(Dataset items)

::::::

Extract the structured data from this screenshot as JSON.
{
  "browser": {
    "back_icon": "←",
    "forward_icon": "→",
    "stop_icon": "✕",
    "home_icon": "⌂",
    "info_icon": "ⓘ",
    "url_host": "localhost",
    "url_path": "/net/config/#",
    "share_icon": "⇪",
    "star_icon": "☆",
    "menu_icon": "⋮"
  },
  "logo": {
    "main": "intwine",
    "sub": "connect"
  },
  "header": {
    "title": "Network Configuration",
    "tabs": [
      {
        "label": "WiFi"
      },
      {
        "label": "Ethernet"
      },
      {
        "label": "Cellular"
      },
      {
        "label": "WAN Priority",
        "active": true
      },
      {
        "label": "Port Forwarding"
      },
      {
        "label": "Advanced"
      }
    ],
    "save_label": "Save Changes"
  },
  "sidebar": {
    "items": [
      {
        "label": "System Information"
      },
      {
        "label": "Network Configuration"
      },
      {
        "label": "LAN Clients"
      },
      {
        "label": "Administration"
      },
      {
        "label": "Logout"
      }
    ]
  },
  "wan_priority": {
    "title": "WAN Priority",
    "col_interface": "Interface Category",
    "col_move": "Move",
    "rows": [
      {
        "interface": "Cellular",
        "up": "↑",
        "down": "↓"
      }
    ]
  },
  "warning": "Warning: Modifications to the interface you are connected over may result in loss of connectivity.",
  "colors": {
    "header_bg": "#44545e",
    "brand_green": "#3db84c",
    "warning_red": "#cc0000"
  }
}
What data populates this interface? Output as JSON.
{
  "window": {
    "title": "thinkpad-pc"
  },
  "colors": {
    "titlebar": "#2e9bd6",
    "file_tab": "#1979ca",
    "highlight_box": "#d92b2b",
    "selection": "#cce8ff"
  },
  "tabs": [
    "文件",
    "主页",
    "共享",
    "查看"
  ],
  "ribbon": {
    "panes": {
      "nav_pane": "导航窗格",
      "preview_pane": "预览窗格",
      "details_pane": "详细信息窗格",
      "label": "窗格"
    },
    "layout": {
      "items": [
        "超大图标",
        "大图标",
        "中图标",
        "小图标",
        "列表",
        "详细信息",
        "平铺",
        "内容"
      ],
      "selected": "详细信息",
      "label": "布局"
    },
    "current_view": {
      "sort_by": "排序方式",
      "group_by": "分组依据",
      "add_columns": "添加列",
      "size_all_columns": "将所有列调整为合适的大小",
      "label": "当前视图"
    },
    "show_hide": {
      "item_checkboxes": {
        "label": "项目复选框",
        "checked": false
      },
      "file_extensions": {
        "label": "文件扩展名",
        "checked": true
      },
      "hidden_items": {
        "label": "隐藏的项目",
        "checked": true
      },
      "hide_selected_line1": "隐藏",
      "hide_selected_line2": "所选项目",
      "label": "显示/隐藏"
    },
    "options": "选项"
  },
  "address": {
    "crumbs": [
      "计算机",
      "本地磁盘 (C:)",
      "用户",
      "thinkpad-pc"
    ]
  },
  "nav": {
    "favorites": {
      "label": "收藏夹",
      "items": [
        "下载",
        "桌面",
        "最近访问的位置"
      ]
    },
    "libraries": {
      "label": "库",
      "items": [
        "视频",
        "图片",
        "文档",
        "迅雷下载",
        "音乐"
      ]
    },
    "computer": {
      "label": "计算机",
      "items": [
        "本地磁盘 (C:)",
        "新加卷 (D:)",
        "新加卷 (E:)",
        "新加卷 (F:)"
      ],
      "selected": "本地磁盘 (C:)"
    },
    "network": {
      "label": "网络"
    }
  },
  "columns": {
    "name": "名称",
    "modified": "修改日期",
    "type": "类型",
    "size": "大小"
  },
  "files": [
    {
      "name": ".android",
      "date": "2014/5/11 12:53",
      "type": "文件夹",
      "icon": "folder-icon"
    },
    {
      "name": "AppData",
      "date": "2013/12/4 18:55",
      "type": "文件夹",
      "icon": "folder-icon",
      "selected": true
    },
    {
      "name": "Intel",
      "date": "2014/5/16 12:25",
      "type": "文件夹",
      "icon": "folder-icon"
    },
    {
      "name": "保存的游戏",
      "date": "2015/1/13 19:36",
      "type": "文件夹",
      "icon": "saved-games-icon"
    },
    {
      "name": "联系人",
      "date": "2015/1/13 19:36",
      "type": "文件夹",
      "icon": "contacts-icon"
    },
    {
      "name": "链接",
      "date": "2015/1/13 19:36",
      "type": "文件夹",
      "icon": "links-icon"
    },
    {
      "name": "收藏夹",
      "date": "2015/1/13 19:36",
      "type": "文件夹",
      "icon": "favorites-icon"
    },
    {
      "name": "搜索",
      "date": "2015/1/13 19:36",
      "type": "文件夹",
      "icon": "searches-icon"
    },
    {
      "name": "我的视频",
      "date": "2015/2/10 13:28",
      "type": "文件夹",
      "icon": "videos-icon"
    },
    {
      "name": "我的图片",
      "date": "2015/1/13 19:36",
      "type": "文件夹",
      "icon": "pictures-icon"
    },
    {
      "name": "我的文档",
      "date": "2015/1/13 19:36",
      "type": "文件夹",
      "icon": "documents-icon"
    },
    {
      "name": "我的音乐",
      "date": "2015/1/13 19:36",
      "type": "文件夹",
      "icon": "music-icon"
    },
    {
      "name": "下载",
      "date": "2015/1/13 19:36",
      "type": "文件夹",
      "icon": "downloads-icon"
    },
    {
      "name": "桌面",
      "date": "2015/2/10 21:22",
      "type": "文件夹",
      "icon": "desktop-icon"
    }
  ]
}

::::::

Print out the whole listing exactly as it appears.

=== Expected answer ===
Extract the structured data from this screenshot as JSON.
{
  "browser": {
    "back_icon": "←",
    "forward_icon": "→",
    "stop_icon": "✕",
    "home_icon": "⌂",
    "info_icon": "ⓘ",
    "url_host": "localhost",
    "url_path": "/net/config/#",
    "share_icon": "⇪",
    "star_icon": "☆",
    "menu_icon": "⋮"
  },
  "logo": {
    "main": "intwine",
    "sub": "connect"
  },
  "header": {
    "title": "Network Configuration",
    "tabs": [
      {
        "label": "WiFi"
      },
      {
        "label": "Ethernet"
      },
      {
        "label": "Cellular"
      },
      {
        "label": "WAN Priority",
        "active": true
      },
      {
        "label": "Port Forwarding"
      },
      {
        "label": "Advanced"
      }
    ],
    "save_label": "Save Changes"
  },
  "sidebar": {
    "items": [
      {
        "label": "System Information"
      },
      {
        "label": "Network Configuration"
      },
      {
        "label": "LAN Clients"
      },
      {
        "label": "Administration"
      },
      {
        "label": "Logout"
      }
    ]
  },
  "wan_priority": {
    "title": "WAN Priority",
    "col_interface": "Interface Category",
    "col_move": "Move",
    "rows": [
      {
        "interface": "Cellular",
        "up": "↑",
        "down": "↓"
      }
    ]
  },
  "warning": "Warning: Modifications to the interface you are connected over may result in loss of connectivity.",
  "colors": {
    "header_bg": "#44545e",
    "brand_green": "#3db84c",
    "warning_red": "#cc0000"
  }
}
What data populates this interface? Output as JSON.
{
  "window": {
    "title": "thinkpad-pc"
  },
  "colors": {
    "titlebar": "#2e9bd6",
    "file_tab": "#1979ca",
    "highlight_box": "#d92b2b",
    "selection": "#cce8ff"
  },
  "tabs": [
    "文件",
    "主页",
    "共享",
    "查看"
  ],
  "ribbon": {
    "panes": {
      "nav_pane": "导航窗格",
      "preview_pane": "预览窗格",
      "details_pane": "详细信息窗格",
      "label": "窗格"
    },
    "layout": {
      "items": [
        "超大图标",
        "大图标",
        "中图标",
        "小图标",
        "列表",
        "详细信息",
        "平铺",
        "内容"
      ],
      "selected": "详细信息",
      "label": "布局"
    },
    "current_view": {
      "sort_by": "排序方式",
      "group_by": "分组依据",
      "add_columns": "添加列",
      "size_all_columns": "将所有列调整为合适的大小",
      "label": "当前视图"
    },
    "show_hide": {
      "item_checkboxes": {
        "label": "项目复选框",
        "checked": false
      },
      "file_extensions": {
        "label": "文件扩展名",
        "checked": true
      },
      "hidden_items": {
        "label": "隐藏的项目",
        "checked": true
      },
      "hide_selected_line1": "隐藏",
      "hide_selected_line2": "所选项目",
      "label": "显示/隐藏"
    },
    "options": "选项"
  },
  "address": {
    "crumbs": [
      "计算机",
      "本地磁盘 (C:)",
      "用户",
      "thinkpad-pc"
    ]
  },
  "nav": {
    "favorites": {
      "label": "收藏夹",
      "items": [
        "下载",
        "桌面",
        "最近访问的位置"
      ]
    },
    "libraries": {
      "label": "库",
      "items": [
        "视频",
        "图片",
        "文档",
        "迅雷下载",
        "音乐"
      ]
    },
    "computer": {
      "label": "计算机",
      "items": [
        "本地磁盘 (C:)",
        "新加卷 (D:)",
        "新加卷 (E:)",
        "新加卷 (F:)"
      ],
      "selected": "本地磁盘 (C:)"
    },
    "network": {
      "label": "网络"
    }
  },
  "columns": {
    "name": "名称",
    "modified": "修改日期",
    "type": "类型",
    "size": "大小"
  },
  "files": [
    {
      "name": ".android",
      "date": "2014/5/11 12:53",
      "type": "文件夹",
      "icon": "folder-icon"
    },
    {
      "name": "AppData",
      "date": "2013/12/4 18:55",
      "type": "文件夹",
      "icon": "folder-icon",
      "selected": true
    },
    {
      "name": "Intel",
      "date": "2014/5/16 12:25",
      "type": "文件夹",
      "icon": "folder-icon"
    },
    {
      "name": "保存的游戏",
      "date": "2015/1/13 19:36",
      "type": "文件夹",
      "icon": "saved-games-icon"
    },
    {
      "name": "联系人",
      "date": "2015/1/13 19:36",
      "type": "文件夹",
      "icon": "contacts-icon"
    },
    {
      "name": "链接",
      "date": "2015/1/13 19:36",
      "type": "文件夹",
      "icon": "links-icon"
    },
    {
      "name": "收藏夹",
      "date": "2015/1/13 19:36",
      "type": "文件夹",
      "icon": "favorites-icon"
    },
    {
      "name": "搜索",
      "date": "2015/1/13 19:36",
      "type": "文件夹",
      "icon": "searches-icon"
    },
    {
      "name": "我的视频",
      "date": "2015/2/10 13:28",
      "type": "文件夹",
      "icon": "videos-icon"
    },
    {
      "name": "我的图片",
      "date": "2015/1/13 19:36",
      "type": "文件夹",
      "icon": "pictures-icon"
    },
    {
      "name": "我的文档",
      "date": "2015/1/13 19:36",
      "type": "文件夹",
      "icon": "documents-icon"
    },
    {
      "name": "我的音乐",
      "date": "2015/1/13 19:36",
      "type": "文件夹",
      "icon": "music-icon"
    },
    {
      "name": "下载",
      "date": "2015/1/13 19:36",
      "type": "文件夹",
      "icon": "downloads-icon"
    },
    {
      "name": "桌面",
      "date": "2015/2/10 21:22",
      "type": "文件夹",
      "icon": "desktop-icon"
    }
  ]
}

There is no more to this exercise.